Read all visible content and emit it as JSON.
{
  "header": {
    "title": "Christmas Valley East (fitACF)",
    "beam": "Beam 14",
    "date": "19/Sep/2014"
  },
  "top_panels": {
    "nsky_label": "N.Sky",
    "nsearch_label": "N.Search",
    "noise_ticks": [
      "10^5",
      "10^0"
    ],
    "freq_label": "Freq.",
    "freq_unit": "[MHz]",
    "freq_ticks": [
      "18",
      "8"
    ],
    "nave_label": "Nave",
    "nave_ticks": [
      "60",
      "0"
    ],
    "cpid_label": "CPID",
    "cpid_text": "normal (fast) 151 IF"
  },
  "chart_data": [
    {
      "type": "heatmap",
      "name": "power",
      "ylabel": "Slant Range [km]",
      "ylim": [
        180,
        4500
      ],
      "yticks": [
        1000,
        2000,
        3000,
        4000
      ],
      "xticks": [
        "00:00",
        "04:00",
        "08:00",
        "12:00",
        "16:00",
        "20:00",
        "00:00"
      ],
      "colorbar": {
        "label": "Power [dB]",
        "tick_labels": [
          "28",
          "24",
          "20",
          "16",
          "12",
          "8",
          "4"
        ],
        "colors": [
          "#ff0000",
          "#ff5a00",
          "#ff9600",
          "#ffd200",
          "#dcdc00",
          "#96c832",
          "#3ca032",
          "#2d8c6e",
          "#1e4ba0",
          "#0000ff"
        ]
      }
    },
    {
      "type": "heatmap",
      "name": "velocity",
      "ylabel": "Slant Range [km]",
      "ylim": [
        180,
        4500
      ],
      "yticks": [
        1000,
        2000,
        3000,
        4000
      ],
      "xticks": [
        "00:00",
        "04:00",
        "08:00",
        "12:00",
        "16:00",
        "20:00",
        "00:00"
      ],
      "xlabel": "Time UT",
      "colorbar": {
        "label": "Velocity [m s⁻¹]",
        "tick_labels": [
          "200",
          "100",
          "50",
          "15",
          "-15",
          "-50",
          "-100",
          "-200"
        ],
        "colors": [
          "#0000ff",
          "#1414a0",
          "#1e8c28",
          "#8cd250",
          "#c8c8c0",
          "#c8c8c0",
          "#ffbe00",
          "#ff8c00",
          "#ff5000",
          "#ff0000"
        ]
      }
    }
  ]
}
————————
EXERCISE GOAL
Reproduce every record, matching each line exactly.

CORRECT RESPONSE
Read all visible content and emit it as JSON.
{
  "header": {
    "title": "Christmas Valley East (fitACF)",
    "beam": "Beam 14",
    "date": "19/Sep/2014"
  },
  "top_panels": {
    "nsky_label": "N.Sky",
    "nsearch_label": "N.Search",
    "noise_ticks": [
      "10^5",
      "10^0"
    ],
    "freq_label": "Freq.",
    "freq_unit": "[MHz]",
    "freq_ticks": [
      "18",
      "8"
    ],
    "nave_label": "Nave",
    "nave_ticks": [
      "60",
      "0"
    ],
    "cpid_label": "CPID",
    "cpid_text": "normal (fast) 151 IF"
  },
  "chart_data": [
    {
      "type": "heatmap",
      "name": "power",
      "ylabel": "Slant Range [km]",
      "ylim": [
        180,
        4500
      ],
      "yticks": [
        1000,
        2000,
        3000,
        4000
      ],
      "xticks": [
        "00:00",
        "04:00",
        "08:00",
        "12:00",
        "16:00",
        "20:00",
        "00:00"
      ],
      "colorbar": {
        "label": "Power [dB]",
        "tick_labels": [
          "28",
          "24",
          "20",
          "16",
          "12",
          "8",
          "4"
        ],
        "colors": [
          "#ff0000",
          "#ff5a00",
          "#ff9600",
          "#ffd200",
          "#dcdc00",
          "#96c832",
          "#3ca032",
          "#2d8c6e",
          "#1e4ba0",
          "#0000ff"
        ]
      }
    },
    {
      "type": "heatmap",
      "name": "velocity",
      "ylabel": "Slant Range [km]",
      "ylim": [
        180,
        4500
      ],
      "yticks": [
        1000,
        2000,
        3000,
        4000
      ],
      "xticks": [
        "00:00",
        "04:00",
        "08:00",
        "12:00",
        "16:00",
        "20:00",
        "00:00"
      ],
      "xlabel": "Time UT",
      "colorbar": {
        "label": "Velocity [m s⁻¹]",
        "tick_labels": [
          "200",
          "100",
          "50",
          "15",
          "-15",
          "-50",
          "-100",
          "-200"
        ],
        "colors": [
          "#0000ff",
          "#1414a0",
          "#1e8c28",
          "#8cd250",
          "#c8c8c0",
          "#c8c8c0",
          "#ffbe00",
          "#ff8c00",
          "#ff5000",
          "#ff0000"
        ]
      }
    }
  ]
}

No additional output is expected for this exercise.